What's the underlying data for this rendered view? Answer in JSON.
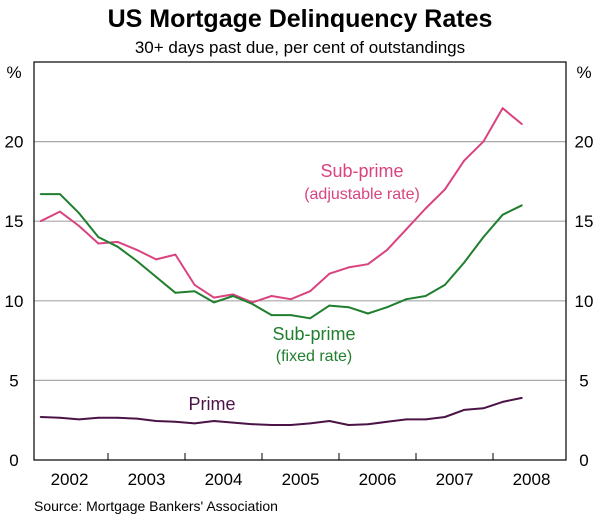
{
  "chart_data": {
    "type": "line",
    "title": "US Mortgage Delinquency Rates",
    "subtitle": "30+ days past due, per cent of outstandings",
    "ylabel_left": "%",
    "ylabel_right": "%",
    "ylim": [
      0,
      25
    ],
    "yticks": [
      0,
      5,
      10,
      15,
      20
    ],
    "xlim": [
      2002.0,
      2008.92
    ],
    "xtick_labels": [
      "2002",
      "2003",
      "2004",
      "2005",
      "2006",
      "2007",
      "2008"
    ],
    "grid": true,
    "x": [
      2002.125,
      2002.375,
      2002.625,
      2002.875,
      2003.125,
      2003.375,
      2003.625,
      2003.875,
      2004.125,
      2004.375,
      2004.625,
      2004.875,
      2005.125,
      2005.375,
      2005.625,
      2005.875,
      2006.125,
      2006.375,
      2006.625,
      2006.875,
      2007.125,
      2007.375,
      2007.625,
      2007.875,
      2008.125,
      2008.375
    ],
    "series": [
      {
        "name": "Sub-prime (adjustable rate)",
        "label_line1": "Sub-prime",
        "label_line2": "(adjustable rate)",
        "color": "#d9437f",
        "values": [
          15.0,
          15.6,
          14.7,
          13.6,
          13.7,
          13.2,
          12.6,
          12.9,
          11.0,
          10.2,
          10.4,
          9.9,
          10.3,
          10.1,
          10.6,
          11.7,
          12.1,
          12.3,
          13.2,
          14.5,
          15.8,
          17.0,
          18.8,
          20.0,
          22.1,
          21.1
        ]
      },
      {
        "name": "Sub-prime (fixed rate)",
        "label_line1": "Sub-prime",
        "label_line2": "(fixed rate)",
        "color": "#1f7f2e",
        "values": [
          16.7,
          16.7,
          15.5,
          14.0,
          13.4,
          12.5,
          11.5,
          10.5,
          10.6,
          9.9,
          10.3,
          9.8,
          9.1,
          9.1,
          8.9,
          9.7,
          9.6,
          9.2,
          9.6,
          10.1,
          10.3,
          11.0,
          12.4,
          14.0,
          15.4,
          16.0
        ]
      },
      {
        "name": "Prime",
        "label_line1": "Prime",
        "color": "#4b1346",
        "values": [
          2.7,
          2.65,
          2.55,
          2.65,
          2.65,
          2.6,
          2.45,
          2.4,
          2.3,
          2.45,
          2.35,
          2.25,
          2.2,
          2.2,
          2.3,
          2.45,
          2.2,
          2.25,
          2.4,
          2.55,
          2.55,
          2.7,
          3.15,
          3.25,
          3.65,
          3.9
        ]
      }
    ],
    "source": "Source: Mortgage Bankers' Association"
  }
}
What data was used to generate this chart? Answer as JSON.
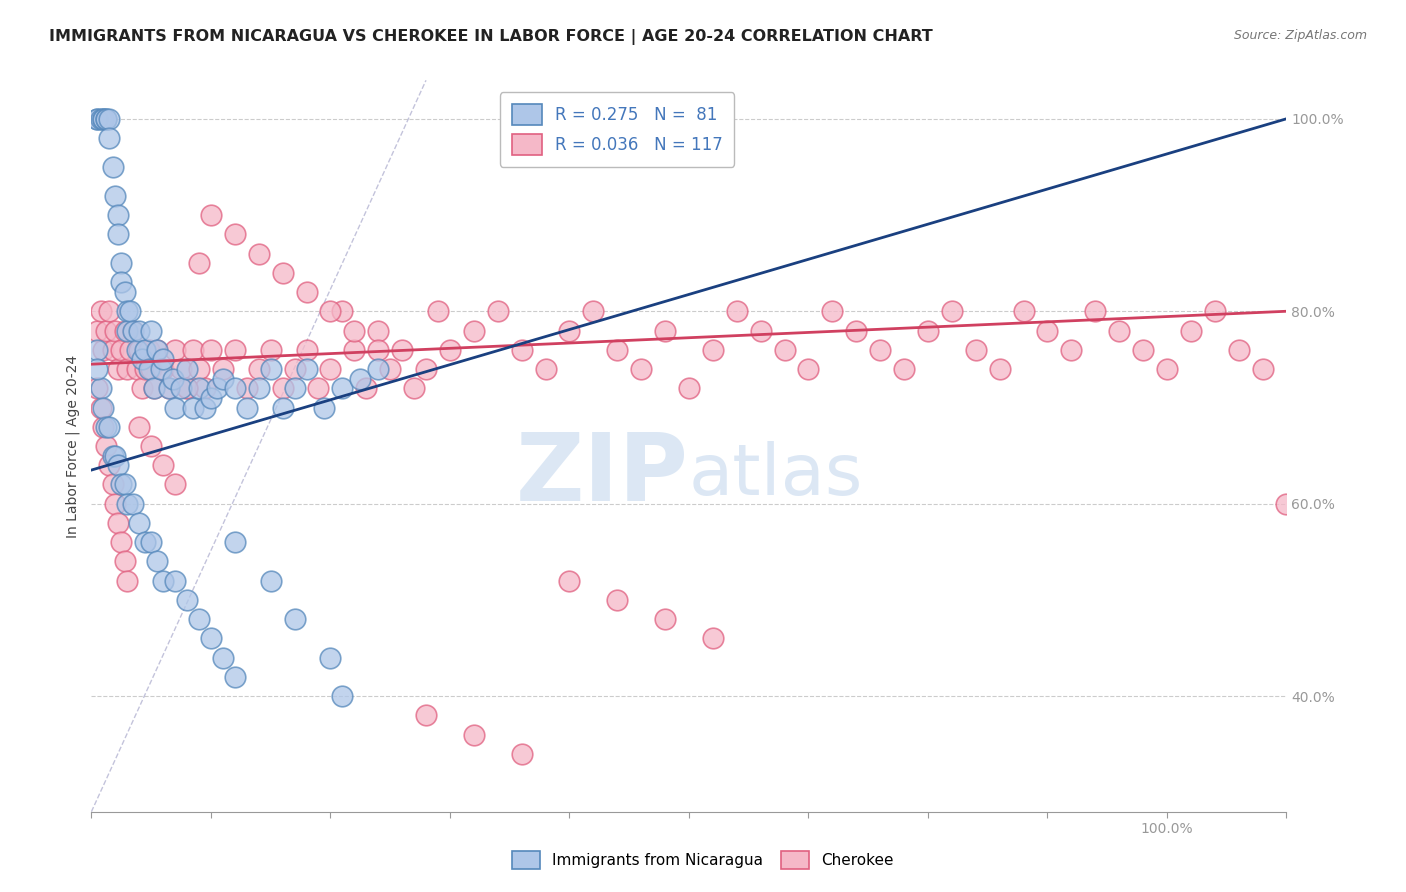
{
  "title": "IMMIGRANTS FROM NICARAGUA VS CHEROKEE IN LABOR FORCE | AGE 20-24 CORRELATION CHART",
  "source": "Source: ZipAtlas.com",
  "ylabel": "In Labor Force | Age 20-24",
  "r_nicaragua": 0.275,
  "n_nicaragua": 81,
  "r_cherokee": 0.036,
  "n_cherokee": 117,
  "nicaragua_color": "#aec6e8",
  "cherokee_color": "#f5b8c8",
  "nicaragua_edge": "#5588bb",
  "cherokee_edge": "#e06080",
  "trendline_nicaragua_color": "#1a4080",
  "trendline_cherokee_color": "#d04060",
  "watermark_color": "#c5d8ee",
  "background_color": "#ffffff",
  "grid_color": "#cccccc",
  "tick_color": "#4477bb",
  "xlim": [
    0.0,
    1.0
  ],
  "ylim": [
    0.28,
    1.04
  ],
  "yticks": [
    0.4,
    0.6,
    0.8,
    1.0
  ],
  "ytick_labels": [
    "40.0%",
    "60.0%",
    "80.0%",
    "100.0%"
  ],
  "nic_trendline_x0": 0.0,
  "nic_trendline_y0": 0.635,
  "nic_trendline_x1": 1.0,
  "nic_trendline_y1": 1.0,
  "che_trendline_x0": 0.0,
  "che_trendline_y0": 0.745,
  "che_trendline_x1": 1.0,
  "che_trendline_y1": 0.8,
  "nicaragua_x": [
    0.005,
    0.005,
    0.008,
    0.01,
    0.01,
    0.012,
    0.012,
    0.015,
    0.015,
    0.018,
    0.02,
    0.022,
    0.022,
    0.025,
    0.025,
    0.028,
    0.03,
    0.03,
    0.032,
    0.035,
    0.038,
    0.04,
    0.042,
    0.045,
    0.048,
    0.05,
    0.052,
    0.055,
    0.058,
    0.06,
    0.065,
    0.068,
    0.07,
    0.075,
    0.08,
    0.085,
    0.09,
    0.095,
    0.1,
    0.105,
    0.11,
    0.12,
    0.13,
    0.14,
    0.15,
    0.16,
    0.17,
    0.18,
    0.195,
    0.21,
    0.225,
    0.24,
    0.008,
    0.01,
    0.012,
    0.015,
    0.018,
    0.02,
    0.022,
    0.025,
    0.028,
    0.03,
    0.035,
    0.04,
    0.045,
    0.05,
    0.055,
    0.06,
    0.07,
    0.08,
    0.09,
    0.1,
    0.11,
    0.12,
    0.005,
    0.005,
    0.12,
    0.15,
    0.17,
    0.2,
    0.21
  ],
  "nicaragua_y": [
    1.0,
    1.0,
    1.0,
    1.0,
    1.0,
    1.0,
    1.0,
    1.0,
    0.98,
    0.95,
    0.92,
    0.9,
    0.88,
    0.85,
    0.83,
    0.82,
    0.8,
    0.78,
    0.8,
    0.78,
    0.76,
    0.78,
    0.75,
    0.76,
    0.74,
    0.78,
    0.72,
    0.76,
    0.74,
    0.75,
    0.72,
    0.73,
    0.7,
    0.72,
    0.74,
    0.7,
    0.72,
    0.7,
    0.71,
    0.72,
    0.73,
    0.72,
    0.7,
    0.72,
    0.74,
    0.7,
    0.72,
    0.74,
    0.7,
    0.72,
    0.73,
    0.74,
    0.72,
    0.7,
    0.68,
    0.68,
    0.65,
    0.65,
    0.64,
    0.62,
    0.62,
    0.6,
    0.6,
    0.58,
    0.56,
    0.56,
    0.54,
    0.52,
    0.52,
    0.5,
    0.48,
    0.46,
    0.44,
    0.42,
    0.76,
    0.74,
    0.56,
    0.52,
    0.48,
    0.44,
    0.4
  ],
  "cherokee_x": [
    0.005,
    0.008,
    0.01,
    0.012,
    0.015,
    0.018,
    0.02,
    0.022,
    0.025,
    0.028,
    0.03,
    0.032,
    0.035,
    0.038,
    0.04,
    0.042,
    0.045,
    0.048,
    0.05,
    0.052,
    0.055,
    0.06,
    0.065,
    0.07,
    0.075,
    0.08,
    0.085,
    0.09,
    0.095,
    0.1,
    0.11,
    0.12,
    0.13,
    0.14,
    0.15,
    0.16,
    0.17,
    0.18,
    0.19,
    0.2,
    0.21,
    0.22,
    0.23,
    0.24,
    0.25,
    0.26,
    0.27,
    0.28,
    0.29,
    0.3,
    0.32,
    0.34,
    0.36,
    0.38,
    0.4,
    0.42,
    0.44,
    0.46,
    0.48,
    0.5,
    0.52,
    0.54,
    0.56,
    0.58,
    0.6,
    0.62,
    0.64,
    0.66,
    0.68,
    0.7,
    0.72,
    0.74,
    0.76,
    0.78,
    0.8,
    0.82,
    0.84,
    0.86,
    0.88,
    0.9,
    0.92,
    0.94,
    0.96,
    0.98,
    1.0,
    0.005,
    0.008,
    0.01,
    0.012,
    0.015,
    0.018,
    0.02,
    0.022,
    0.025,
    0.028,
    0.03,
    0.04,
    0.05,
    0.06,
    0.07,
    0.08,
    0.09,
    0.1,
    0.12,
    0.14,
    0.16,
    0.18,
    0.2,
    0.22,
    0.24,
    0.28,
    0.32,
    0.36,
    0.4,
    0.44,
    0.48,
    0.52
  ],
  "cherokee_y": [
    0.78,
    0.8,
    0.76,
    0.78,
    0.8,
    0.76,
    0.78,
    0.74,
    0.76,
    0.78,
    0.74,
    0.76,
    0.78,
    0.74,
    0.76,
    0.72,
    0.74,
    0.76,
    0.74,
    0.72,
    0.76,
    0.74,
    0.72,
    0.76,
    0.74,
    0.72,
    0.76,
    0.74,
    0.72,
    0.76,
    0.74,
    0.76,
    0.72,
    0.74,
    0.76,
    0.72,
    0.74,
    0.76,
    0.72,
    0.74,
    0.8,
    0.76,
    0.72,
    0.78,
    0.74,
    0.76,
    0.72,
    0.74,
    0.8,
    0.76,
    0.78,
    0.8,
    0.76,
    0.74,
    0.78,
    0.8,
    0.76,
    0.74,
    0.78,
    0.72,
    0.76,
    0.8,
    0.78,
    0.76,
    0.74,
    0.8,
    0.78,
    0.76,
    0.74,
    0.78,
    0.8,
    0.76,
    0.74,
    0.8,
    0.78,
    0.76,
    0.8,
    0.78,
    0.76,
    0.74,
    0.78,
    0.8,
    0.76,
    0.74,
    0.6,
    0.72,
    0.7,
    0.68,
    0.66,
    0.64,
    0.62,
    0.6,
    0.58,
    0.56,
    0.54,
    0.52,
    0.68,
    0.66,
    0.64,
    0.62,
    0.72,
    0.85,
    0.9,
    0.88,
    0.86,
    0.84,
    0.82,
    0.8,
    0.78,
    0.76,
    0.38,
    0.36,
    0.34,
    0.52,
    0.5,
    0.48,
    0.46
  ]
}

● ● ● ●

Work instructions: Find every line in the records that contains the word "source"; copy those lines.

Expected answer:
    "source": "Source: Mortgage Bankers' Association"
  "source": "Source: ZipAtlas.com",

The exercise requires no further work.